Aim -> Select the lines that hold the word "this" and copy each one.

Exercise data ->
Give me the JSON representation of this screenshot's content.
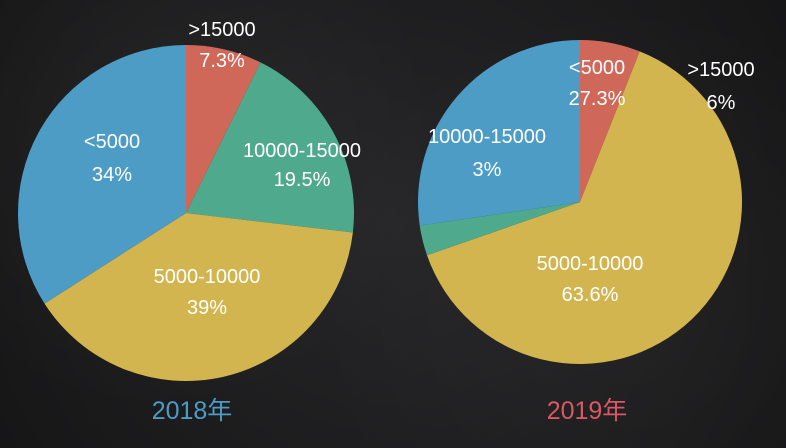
{
  "chart_data": [
    {
      "type": "pie",
      "title": "2018年",
      "title_color": "#4d9cc6",
      "slices": [
        {
          "label": ">15000",
          "value": 7.3,
          "value_text": "7.3%",
          "color": "#d0685a"
        },
        {
          "label": "10000-15000",
          "value": 19.5,
          "value_text": "19.5%",
          "color": "#4fa98c"
        },
        {
          "label": "5000-10000",
          "value": 39,
          "value_text": "39%",
          "color": "#d2b54f"
        },
        {
          "label": "<5000",
          "value": 34,
          "value_text": "34%",
          "color": "#4d9cc6"
        }
      ]
    },
    {
      "type": "pie",
      "title": "2019年",
      "title_color": "#d85865",
      "slices": [
        {
          "label": ">15000",
          "value": 6,
          "value_text": "6%",
          "color": "#d0685a"
        },
        {
          "label": "5000-10000",
          "value": 63.6,
          "value_text": "63.6%",
          "color": "#d2b54f"
        },
        {
          "label": "10000-15000",
          "value": 3,
          "value_text": "3%",
          "color": "#4fa98c"
        },
        {
          "label": "<5000",
          "value": 27.3,
          "value_text": "27.3%",
          "color": "#4d9cc6"
        }
      ]
    }
  ]
}
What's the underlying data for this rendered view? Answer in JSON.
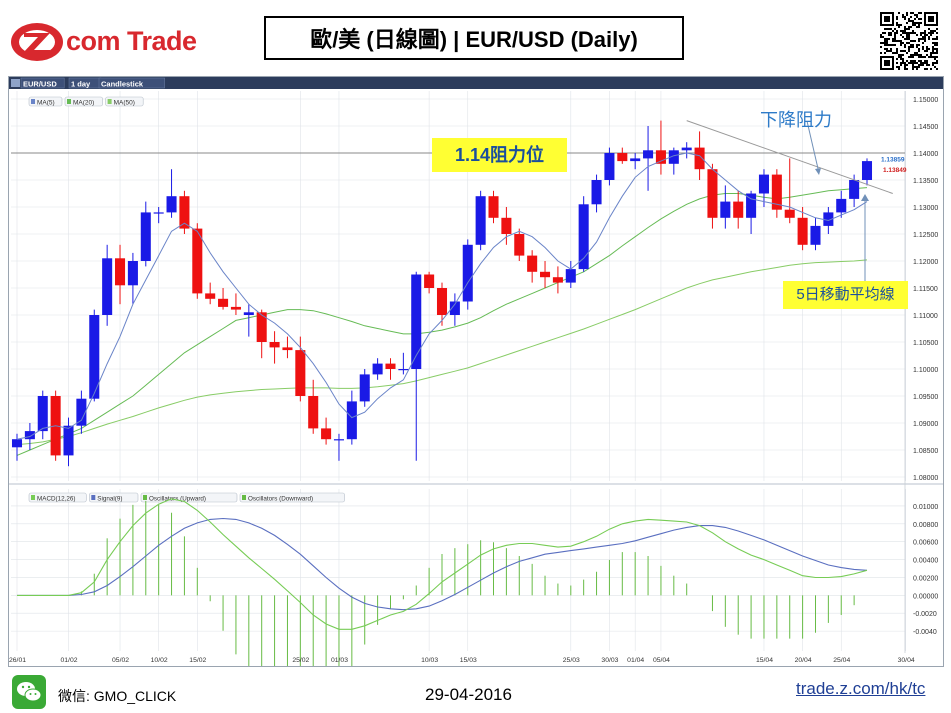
{
  "header": {
    "brand_text": "com Trade",
    "title": "歐/美 (日線圖) | EUR/USD  (Daily)"
  },
  "chart_data": {
    "type": "candlestick",
    "toolbar": {
      "symbol": "EUR/USD",
      "interval": "1 day",
      "style": "Candlestick"
    },
    "price_legend": [
      "MA(5)",
      "MA(20)",
      "MA(50)"
    ],
    "indicator_legend": [
      "MACD(12,26)",
      "Signal(9)",
      "Oscillators (Upward)",
      "Oscillators (Downward)"
    ],
    "price_axis": {
      "ylim": [
        1.08,
        1.15
      ],
      "ticks": [
        "1.15000",
        "1.14500",
        "1.14000",
        "1.13500",
        "1.13000",
        "1.12500",
        "1.12000",
        "1.11500",
        "1.11000",
        "1.10500",
        "1.10000",
        "1.09500",
        "1.09000",
        "1.08500",
        "1.08000"
      ],
      "tick_values": [
        1.15,
        1.145,
        1.14,
        1.135,
        1.13,
        1.125,
        1.12,
        1.115,
        1.11,
        1.105,
        1.1,
        1.095,
        1.09,
        1.085,
        1.08
      ]
    },
    "macd_axis": {
      "ylim": [
        -0.006,
        0.011
      ],
      "ticks": [
        "0.01000",
        "0.00800",
        "0.00600",
        "0.00400",
        "0.00200",
        "0.00000",
        "-0.0020",
        "-0.0040"
      ],
      "tick_values": [
        0.01,
        0.008,
        0.006,
        0.004,
        0.002,
        0.0,
        -0.002,
        -0.004
      ]
    },
    "x_labels": [
      {
        "label": "26/01",
        "index": 0
      },
      {
        "label": "01/02",
        "index": 4
      },
      {
        "label": "05/02",
        "index": 8
      },
      {
        "label": "10/02",
        "index": 11
      },
      {
        "label": "15/02",
        "index": 14
      },
      {
        "label": "25/02",
        "index": 22
      },
      {
        "label": "01/03",
        "index": 25
      },
      {
        "label": "10/03",
        "index": 32
      },
      {
        "label": "15/03",
        "index": 35
      },
      {
        "label": "25/03",
        "index": 43
      },
      {
        "label": "30/03",
        "index": 46
      },
      {
        "label": "01/04",
        "index": 48
      },
      {
        "label": "05/04",
        "index": 50
      },
      {
        "label": "15/04",
        "index": 58
      },
      {
        "label": "20/04",
        "index": 61
      },
      {
        "label": "25/04",
        "index": 64
      },
      {
        "label": "30/04",
        "index": 69
      }
    ],
    "ohlc": [
      [
        1.0855,
        1.088,
        1.083,
        1.087
      ],
      [
        1.087,
        1.09,
        1.085,
        1.0885
      ],
      [
        1.0885,
        1.096,
        1.087,
        1.095
      ],
      [
        1.095,
        1.096,
        1.083,
        1.084
      ],
      [
        1.084,
        1.091,
        1.082,
        1.0895
      ],
      [
        1.0895,
        1.096,
        1.088,
        1.0945
      ],
      [
        1.0945,
        1.111,
        1.094,
        1.11
      ],
      [
        1.11,
        1.123,
        1.108,
        1.1205
      ],
      [
        1.1205,
        1.123,
        1.112,
        1.1155
      ],
      [
        1.1155,
        1.1215,
        1.112,
        1.12
      ],
      [
        1.12,
        1.131,
        1.119,
        1.129
      ],
      [
        1.129,
        1.13,
        1.127,
        1.129
      ],
      [
        1.129,
        1.137,
        1.128,
        1.132
      ],
      [
        1.132,
        1.133,
        1.125,
        1.126
      ],
      [
        1.126,
        1.127,
        1.113,
        1.114
      ],
      [
        1.114,
        1.116,
        1.112,
        1.113
      ],
      [
        1.113,
        1.115,
        1.111,
        1.1115
      ],
      [
        1.1115,
        1.114,
        1.11,
        1.111
      ],
      [
        1.11,
        1.112,
        1.106,
        1.1105
      ],
      [
        1.1105,
        1.111,
        1.102,
        1.105
      ],
      [
        1.105,
        1.107,
        1.101,
        1.104
      ],
      [
        1.104,
        1.106,
        1.102,
        1.1035
      ],
      [
        1.1035,
        1.106,
        1.094,
        1.095
      ],
      [
        1.095,
        1.098,
        1.088,
        1.089
      ],
      [
        1.089,
        1.091,
        1.086,
        1.087
      ],
      [
        1.087,
        1.088,
        1.083,
        1.087
      ],
      [
        1.087,
        1.096,
        1.086,
        1.094
      ],
      [
        1.094,
        1.1,
        1.093,
        1.099
      ],
      [
        1.099,
        1.102,
        1.098,
        1.101
      ],
      [
        1.101,
        1.102,
        1.098,
        1.1
      ],
      [
        1.1,
        1.103,
        1.099,
        1.1
      ],
      [
        1.1,
        1.118,
        1.083,
        1.1175
      ],
      [
        1.1175,
        1.118,
        1.114,
        1.115
      ],
      [
        1.115,
        1.116,
        1.108,
        1.11
      ],
      [
        1.11,
        1.114,
        1.108,
        1.1125
      ],
      [
        1.1125,
        1.124,
        1.111,
        1.123
      ],
      [
        1.123,
        1.133,
        1.122,
        1.132
      ],
      [
        1.132,
        1.133,
        1.127,
        1.128
      ],
      [
        1.128,
        1.13,
        1.123,
        1.125
      ],
      [
        1.125,
        1.126,
        1.12,
        1.121
      ],
      [
        1.121,
        1.122,
        1.116,
        1.118
      ],
      [
        1.118,
        1.12,
        1.115,
        1.117
      ],
      [
        1.117,
        1.119,
        1.114,
        1.116
      ],
      [
        1.116,
        1.12,
        1.115,
        1.1185
      ],
      [
        1.1185,
        1.132,
        1.118,
        1.1305
      ],
      [
        1.1305,
        1.136,
        1.129,
        1.135
      ],
      [
        1.135,
        1.141,
        1.134,
        1.14
      ],
      [
        1.14,
        1.141,
        1.138,
        1.1385
      ],
      [
        1.1385,
        1.14,
        1.137,
        1.139
      ],
      [
        1.139,
        1.145,
        1.133,
        1.1405
      ],
      [
        1.1405,
        1.146,
        1.136,
        1.138
      ],
      [
        1.138,
        1.141,
        1.136,
        1.1405
      ],
      [
        1.1405,
        1.142,
        1.139,
        1.141
      ],
      [
        1.141,
        1.144,
        1.135,
        1.137
      ],
      [
        1.137,
        1.138,
        1.126,
        1.128
      ],
      [
        1.128,
        1.134,
        1.126,
        1.131
      ],
      [
        1.131,
        1.133,
        1.126,
        1.128
      ],
      [
        1.128,
        1.133,
        1.125,
        1.1325
      ],
      [
        1.1325,
        1.137,
        1.13,
        1.136
      ],
      [
        1.136,
        1.137,
        1.128,
        1.1295
      ],
      [
        1.1295,
        1.139,
        1.127,
        1.128
      ],
      [
        1.128,
        1.13,
        1.122,
        1.123
      ],
      [
        1.123,
        1.128,
        1.122,
        1.1265
      ],
      [
        1.1265,
        1.13,
        1.125,
        1.129
      ],
      [
        1.129,
        1.133,
        1.128,
        1.1315
      ],
      [
        1.1315,
        1.136,
        1.13,
        1.135
      ],
      [
        1.135,
        1.139,
        1.134,
        1.1385
      ]
    ],
    "ma5": [
      1.087,
      1.0875,
      1.089,
      1.0895,
      1.089,
      1.0905,
      1.0955,
      1.101,
      1.106,
      1.112,
      1.1165,
      1.121,
      1.1255,
      1.127,
      1.1255,
      1.1215,
      1.118,
      1.115,
      1.112,
      1.11,
      1.1085,
      1.1065,
      1.104,
      1.101,
      1.0975,
      1.0935,
      1.091,
      1.092,
      1.0945,
      1.0965,
      1.098,
      1.1025,
      1.1065,
      1.109,
      1.112,
      1.116,
      1.1195,
      1.1225,
      1.1245,
      1.1255,
      1.1245,
      1.1225,
      1.12,
      1.1185,
      1.1205,
      1.1235,
      1.128,
      1.132,
      1.1355,
      1.1375,
      1.1385,
      1.1395,
      1.14,
      1.1395,
      1.137,
      1.135,
      1.133,
      1.1315,
      1.131,
      1.1305,
      1.13,
      1.129,
      1.128,
      1.1275,
      1.1285,
      1.1295,
      1.131
    ],
    "ma20": [
      1.084,
      1.085,
      1.086,
      1.087,
      1.088,
      1.089,
      1.0905,
      1.092,
      1.0935,
      1.095,
      1.097,
      1.099,
      1.101,
      1.103,
      1.1045,
      1.106,
      1.1075,
      1.109,
      1.1095,
      1.11,
      1.1105,
      1.111,
      1.111,
      1.1108,
      1.1102,
      1.1095,
      1.1088,
      1.108,
      1.1075,
      1.107,
      1.1065,
      1.1065,
      1.1068,
      1.1072,
      1.1078,
      1.1085,
      1.1095,
      1.1108,
      1.112,
      1.113,
      1.114,
      1.115,
      1.116,
      1.117,
      1.118,
      1.1195,
      1.121,
      1.1228,
      1.1245,
      1.1262,
      1.1278,
      1.1292,
      1.1305,
      1.1315,
      1.1322,
      1.1325,
      1.1325,
      1.1322,
      1.1318,
      1.1315,
      1.1318,
      1.1322,
      1.1326,
      1.133,
      1.1332,
      1.1334,
      1.1336
    ],
    "ma50": [
      1.086,
      1.0862,
      1.0865,
      1.087,
      1.0875,
      1.0882,
      1.089,
      1.0898,
      1.0905,
      1.0912,
      1.092,
      1.0928,
      1.0935,
      1.0942,
      1.0948,
      1.0952,
      1.0955,
      1.0958,
      1.096,
      1.0962,
      1.0963,
      1.0964,
      1.0965,
      1.0965,
      1.0965,
      1.0964,
      1.0964,
      1.0965,
      1.0967,
      1.097,
      1.0973,
      1.0978,
      1.0984,
      1.099,
      1.0996,
      1.1002,
      1.101,
      1.1018,
      1.1026,
      1.1034,
      1.1042,
      1.105,
      1.1058,
      1.1066,
      1.1074,
      1.1083,
      1.1092,
      1.1101,
      1.111,
      1.112,
      1.113,
      1.114,
      1.115,
      1.1158,
      1.1165,
      1.117,
      1.1175,
      1.118,
      1.1184,
      1.1188,
      1.1192,
      1.1195,
      1.1197,
      1.1198,
      1.1199,
      1.12,
      1.1202
    ],
    "macd": [
      0.0,
      0.0,
      0.0,
      0.0,
      0.0,
      0.0003,
      0.0015,
      0.004,
      0.006,
      0.0078,
      0.0092,
      0.0102,
      0.0108,
      0.0105,
      0.0095,
      0.0082,
      0.0068,
      0.0055,
      0.0042,
      0.003,
      0.0018,
      0.0005,
      -0.0008,
      -0.0022,
      -0.0032,
      -0.0038,
      -0.0038,
      -0.0034,
      -0.0028,
      -0.0022,
      -0.0018,
      -0.001,
      0.0002,
      0.0015,
      0.0025,
      0.0035,
      0.0045,
      0.0052,
      0.0056,
      0.0058,
      0.0058,
      0.0056,
      0.0054,
      0.0055,
      0.006,
      0.0066,
      0.0074,
      0.008,
      0.0083,
      0.0085,
      0.0084,
      0.0083,
      0.0082,
      0.0078,
      0.007,
      0.006,
      0.0052,
      0.0045,
      0.004,
      0.0034,
      0.0028,
      0.0022,
      0.002,
      0.002,
      0.0021,
      0.0024,
      0.0028
    ],
    "signal": [
      0.0,
      0.0,
      0.0,
      0.0,
      0.0,
      0.0001,
      0.0004,
      0.0011,
      0.0021,
      0.0032,
      0.0044,
      0.0056,
      0.0066,
      0.0075,
      0.0081,
      0.0085,
      0.0086,
      0.0085,
      0.0081,
      0.0075,
      0.0067,
      0.0057,
      0.0046,
      0.0033,
      0.002,
      0.0008,
      -0.0002,
      -0.0009,
      -0.0013,
      -0.0015,
      -0.0016,
      -0.0015,
      -0.0012,
      -0.0006,
      0.0001,
      0.0009,
      0.0017,
      0.0025,
      0.0032,
      0.0038,
      0.0042,
      0.0046,
      0.0048,
      0.005,
      0.0052,
      0.0054,
      0.0056,
      0.0058,
      0.0061,
      0.0065,
      0.0069,
      0.0073,
      0.0076,
      0.0078,
      0.0078,
      0.0076,
      0.0072,
      0.0067,
      0.0062,
      0.0056,
      0.005,
      0.0044,
      0.0039,
      0.0034,
      0.0031,
      0.0029,
      0.0028
    ],
    "last_prices": {
      "bid": "1.13859",
      "ask": "1.13849"
    },
    "resistance_level": 1.14,
    "colors": {
      "up": "#1a1ae6",
      "down": "#ee1111",
      "ma5": "#6a84c8",
      "ma20": "#66bb55",
      "ma50": "#88cc66",
      "macd": "#77cc55",
      "signal": "#5a6fc0",
      "hist_up": "#66bb44",
      "hist_down": "#66bb44",
      "trendline": "#999999",
      "level": "#888888",
      "axis_text": "#333333"
    }
  },
  "annotations": {
    "resistance": "1.14阻力位",
    "downtrend": "下降阻力",
    "ma5": "5日移動平均線"
  },
  "footer": {
    "wechat_handle": "微信: GMO_CLICK",
    "date": "29-04-2016",
    "url": "trade.z.com/hk/tc"
  },
  "icons": {
    "logo": "zcom-logo-icon",
    "qr": "qr-code-icon",
    "wechat": "wechat-icon"
  }
}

Exercise result ->
Give me the JSON representation of this screenshot's content.
What's the underlying data for this rendered view? Answer in JSON.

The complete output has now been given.